Collected data entries:
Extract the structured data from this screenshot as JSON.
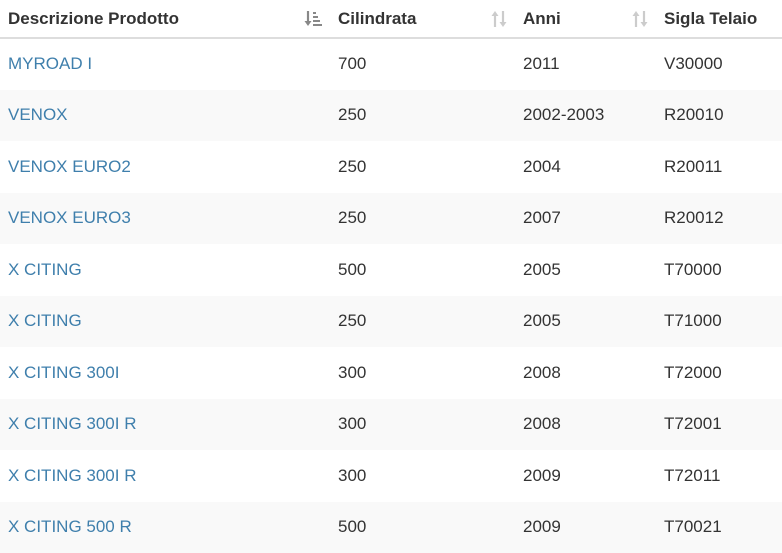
{
  "columns": [
    {
      "label": "Descrizione Prodotto",
      "sort": "sort-amount-asc-icon"
    },
    {
      "label": "Cilindrata",
      "sort": "sort-icon"
    },
    {
      "label": "Anni",
      "sort": "sort-icon"
    },
    {
      "label": "Sigla Telaio",
      "sort": "none"
    }
  ],
  "colors": {
    "link": "#3f7fac",
    "text": "#333333",
    "stripe": "#f9f9f9",
    "active_sort_icon": "#888888",
    "inactive_sort_icon": "#cccccc"
  },
  "rows": [
    {
      "descrizione": "MYROAD I",
      "cilindrata": "700",
      "anni": "2011",
      "sigla": "V30000"
    },
    {
      "descrizione": "VENOX",
      "cilindrata": "250",
      "anni": "2002-2003",
      "sigla": "R20010"
    },
    {
      "descrizione": "VENOX EURO2",
      "cilindrata": "250",
      "anni": "2004",
      "sigla": "R20011"
    },
    {
      "descrizione": "VENOX EURO3",
      "cilindrata": "250",
      "anni": "2007",
      "sigla": "R20012"
    },
    {
      "descrizione": "X CITING",
      "cilindrata": "500",
      "anni": "2005",
      "sigla": "T70000"
    },
    {
      "descrizione": "X CITING",
      "cilindrata": "250",
      "anni": "2005",
      "sigla": "T71000"
    },
    {
      "descrizione": "X CITING 300I",
      "cilindrata": "300",
      "anni": "2008",
      "sigla": "T72000"
    },
    {
      "descrizione": "X CITING 300I R",
      "cilindrata": "300",
      "anni": "2008",
      "sigla": "T72001"
    },
    {
      "descrizione": "X CITING 300I R",
      "cilindrata": "300",
      "anni": "2009",
      "sigla": "T72011"
    },
    {
      "descrizione": "X CITING 500 R",
      "cilindrata": "500",
      "anni": "2009",
      "sigla": "T70021"
    }
  ]
}
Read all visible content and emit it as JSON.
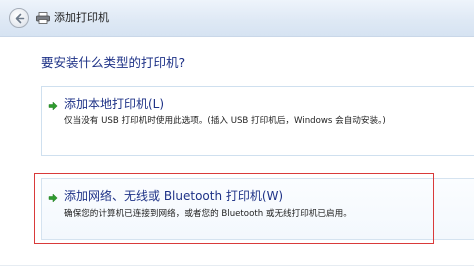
{
  "window": {
    "title": "添加打印机"
  },
  "main": {
    "question": "要安装什么类型的打印机?",
    "options": [
      {
        "title": "添加本地打印机(L)",
        "description": "仅当没有 USB 打印机时使用此选项。(插入 USB 打印机后，Windows 会自动安装。)",
        "icon": "green-arrow-icon"
      },
      {
        "title": "添加网络、无线或 Bluetooth 打印机(W)",
        "description": "确保您的计算机已连接到网络，或者您的 Bluetooth 或无线打印机已启用。",
        "icon": "green-arrow-icon"
      }
    ]
  },
  "colors": {
    "heading_blue": "#1e3287",
    "arrow_green": "#2e9b2e",
    "highlight_red": "#d93a3a"
  }
}
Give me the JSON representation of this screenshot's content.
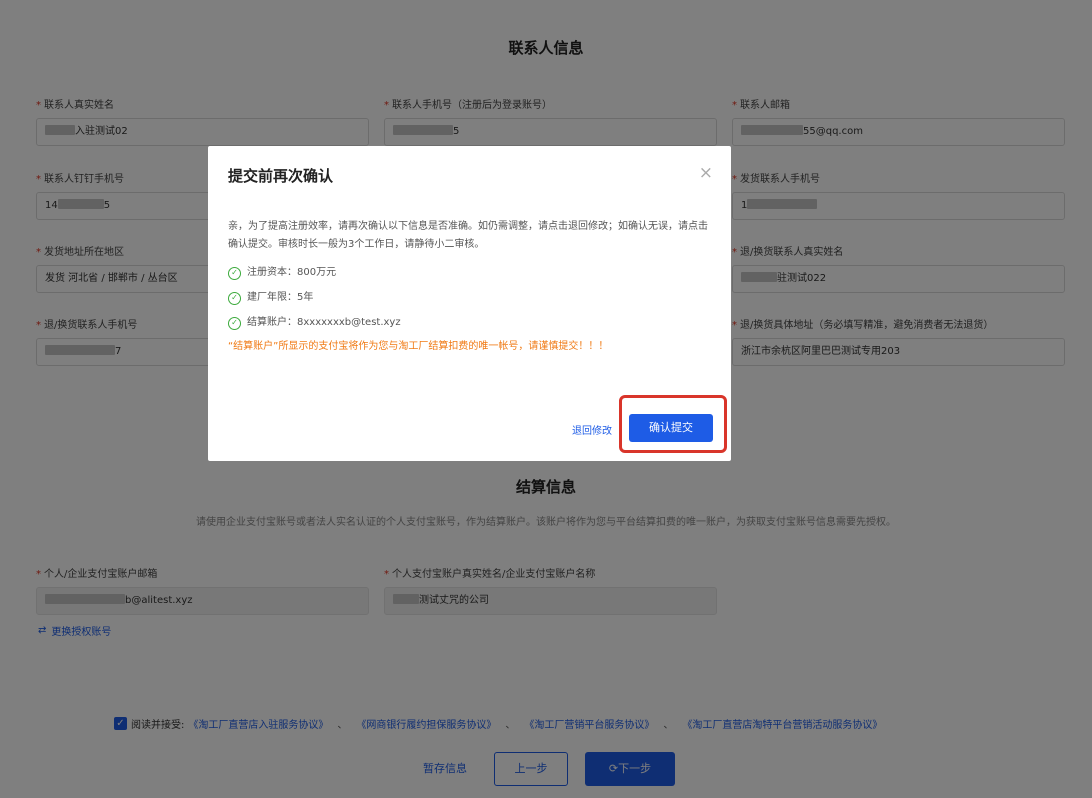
{
  "contact": {
    "title": "联系人信息",
    "fields": {
      "name": {
        "label": "联系人真实姓名",
        "value": "入驻测试02"
      },
      "phone": {
        "label": "联系人手机号（注册后为登录账号）",
        "value": "5"
      },
      "email": {
        "label": "联系人邮箱",
        "value": "55@qq.com"
      },
      "dingtalk": {
        "label": "联系人钉钉手机号",
        "value_start": "14",
        "value_end": "5"
      },
      "ship_phone": {
        "label": "发货联系人手机号",
        "value_start": "1"
      },
      "ship_region": {
        "label": "发货地址所在地区",
        "value": "发货 河北省 / 邯郸市 / 丛台区"
      },
      "return_name": {
        "label": "退/换货联系人真实姓名",
        "value": "驻测试022"
      },
      "return_phone": {
        "label": "退/换货联系人手机号",
        "value": "7"
      },
      "return_address": {
        "label": "退/换货具体地址（务必填写精准，避免消费者无法退货）",
        "value": "浙江市余杭区阿里巴巴测试专用203"
      }
    }
  },
  "settlement": {
    "title": "结算信息",
    "description": "请使用企业支付宝账号或者法人实名认证的个人支付宝账号，作为结算账户。该账户将作为您与平台结算扣费的唯一账户，为获取支付宝账号信息需要先授权。",
    "email": {
      "label": "个人/企业支付宝账户邮箱",
      "value": "b@alitest.xyz"
    },
    "account_name": {
      "label": "个人支付宝账户真实姓名/企业支付宝账户名称",
      "value": "测试丈咒的公司"
    },
    "switch_label": "更换授权账号"
  },
  "agreement": {
    "prefix": "阅读并接受:",
    "links": [
      "《淘工厂直营店入驻服务协议》",
      "《网商银行履约担保服务协议》",
      "《淘工厂营销平台服务协议》",
      "《淘工厂直营店淘特平台营销活动服务协议》"
    ],
    "separator": "、"
  },
  "footer": {
    "save_label": "暂存信息",
    "prev_label": "上一步",
    "next_label": "下一步"
  },
  "modal": {
    "title": "提交前再次确认",
    "close_glyph": "×",
    "intro": "亲，为了提高注册效率，请再次确认以下信息是否准确。如仍需调整，请点击退回修改；如确认无误，请点击确认提交。审核时长一般为3个工作日，请静待小二审核。",
    "items": [
      "注册资本：800万元",
      "建厂年限：5年",
      "结算账户：8xxxxxxxb@test.xyz"
    ],
    "warning": "“结算账户”所显示的支付宝将作为您与淘工厂结算扣费的唯一帐号，请谨慎提交！！！",
    "back_label": "退回修改",
    "confirm_label": "确认提交"
  },
  "colors": {
    "primary": "#1e5ce6",
    "warning": "#f07a14",
    "success": "#3caa3c",
    "highlight": "#d9352a"
  }
}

# PROBLEM STATEMENT:
Repeat each entry precisely as it appears. Leave the pictures out.

# THE COMPLETED TASK:
Extract the structured data from this screenshot as JSON.
{
  "columns": [
    {
      "label": "Descrizione Prodotto",
      "sort": "sort-amount-asc-icon"
    },
    {
      "label": "Cilindrata",
      "sort": "sort-icon"
    },
    {
      "label": "Anni",
      "sort": "sort-icon"
    },
    {
      "label": "Sigla Telaio",
      "sort": "none"
    }
  ],
  "colors": {
    "link": "#3f7fac",
    "text": "#333333",
    "stripe": "#f9f9f9",
    "active_sort_icon": "#888888",
    "inactive_sort_icon": "#cccccc"
  },
  "rows": [
    {
      "descrizione": "MYROAD I",
      "cilindrata": "700",
      "anni": "2011",
      "sigla": "V30000"
    },
    {
      "descrizione": "VENOX",
      "cilindrata": "250",
      "anni": "2002-2003",
      "sigla": "R20010"
    },
    {
      "descrizione": "VENOX EURO2",
      "cilindrata": "250",
      "anni": "2004",
      "sigla": "R20011"
    },
    {
      "descrizione": "VENOX EURO3",
      "cilindrata": "250",
      "anni": "2007",
      "sigla": "R20012"
    },
    {
      "descrizione": "X CITING",
      "cilindrata": "500",
      "anni": "2005",
      "sigla": "T70000"
    },
    {
      "descrizione": "X CITING",
      "cilindrata": "250",
      "anni": "2005",
      "sigla": "T71000"
    },
    {
      "descrizione": "X CITING 300I",
      "cilindrata": "300",
      "anni": "2008",
      "sigla": "T72000"
    },
    {
      "descrizione": "X CITING 300I R",
      "cilindrata": "300",
      "anni": "2008",
      "sigla": "T72001"
    },
    {
      "descrizione": "X CITING 300I R",
      "cilindrata": "300",
      "anni": "2009",
      "sigla": "T72011"
    },
    {
      "descrizione": "X CITING 500 R",
      "cilindrata": "500",
      "anni": "2009",
      "sigla": "T70021"
    }
  ]
}
Read all visible content and emit it as JSON.
{
  "window": {
    "title": "添加打印机"
  },
  "main": {
    "question": "要安装什么类型的打印机?",
    "options": [
      {
        "title": "添加本地打印机(L)",
        "description": "仅当没有 USB 打印机时使用此选项。(插入 USB 打印机后，Windows 会自动安装。)",
        "icon": "green-arrow-icon"
      },
      {
        "title": "添加网络、无线或 Bluetooth 打印机(W)",
        "description": "确保您的计算机已连接到网络，或者您的 Bluetooth 或无线打印机已启用。",
        "icon": "green-arrow-icon"
      }
    ]
  },
  "colors": {
    "heading_blue": "#1e3287",
    "arrow_green": "#2e9b2e",
    "highlight_red": "#d93a3a"
  }
}
Give me the JSON representation of this screenshot's content.
{
  "contact": {
    "title": "联系人信息",
    "fields": {
      "name": {
        "label": "联系人真实姓名",
        "value": "入驻测试02"
      },
      "phone": {
        "label": "联系人手机号（注册后为登录账号）",
        "value": "5"
      },
      "email": {
        "label": "联系人邮箱",
        "value": "55@qq.com"
      },
      "dingtalk": {
        "label": "联系人钉钉手机号",
        "value_start": "14",
        "value_end": "5"
      },
      "ship_phone": {
        "label": "发货联系人手机号",
        "value_start": "1"
      },
      "ship_region": {
        "label": "发货地址所在地区",
        "value": "发货 河北省 / 邯郸市 / 丛台区"
      },
      "return_name": {
        "label": "退/换货联系人真实姓名",
        "value": "驻测试022"
      },
      "return_phone": {
        "label": "退/换货联系人手机号",
        "value": "7"
      },
      "return_address": {
        "label": "退/换货具体地址（务必填写精准，避免消费者无法退货）",
        "value": "浙江市余杭区阿里巴巴测试专用203"
      }
    }
  },
  "settlement": {
    "title": "结算信息",
    "description": "请使用企业支付宝账号或者法人实名认证的个人支付宝账号，作为结算账户。该账户将作为您与平台结算扣费的唯一账户，为获取支付宝账号信息需要先授权。",
    "email": {
      "label": "个人/企业支付宝账户邮箱",
      "value": "b@alitest.xyz"
    },
    "account_name": {
      "label": "个人支付宝账户真实姓名/企业支付宝账户名称",
      "value": "测试丈咒的公司"
    },
    "switch_label": "更换授权账号"
  },
  "agreement": {
    "prefix": "阅读并接受:",
    "links": [
      "《淘工厂直营店入驻服务协议》",
      "《网商银行履约担保服务协议》",
      "《淘工厂营销平台服务协议》",
      "《淘工厂直营店淘特平台营销活动服务协议》"
    ],
    "separator": "、"
  },
  "footer": {
    "save_label": "暂存信息",
    "prev_label": "上一步",
    "next_label": "下一步"
  },
  "modal": {
    "title": "提交前再次确认",
    "close_glyph": "×",
    "intro": "亲，为了提高注册效率，请再次确认以下信息是否准确。如仍需调整，请点击退回修改；如确认无误，请点击确认提交。审核时长一般为3个工作日，请静待小二审核。",
    "items": [
      "注册资本：800万元",
      "建厂年限：5年",
      "结算账户：8xxxxxxxb@test.xyz"
    ],
    "warning": "“结算账户”所显示的支付宝将作为您与淘工厂结算扣费的唯一帐号，请谨慎提交！！！",
    "back_label": "退回修改",
    "confirm_label": "确认提交"
  },
  "colors": {
    "primary": "#1e5ce6",
    "warning": "#f07a14",
    "success": "#3caa3c",
    "highlight": "#d9352a"
  }
}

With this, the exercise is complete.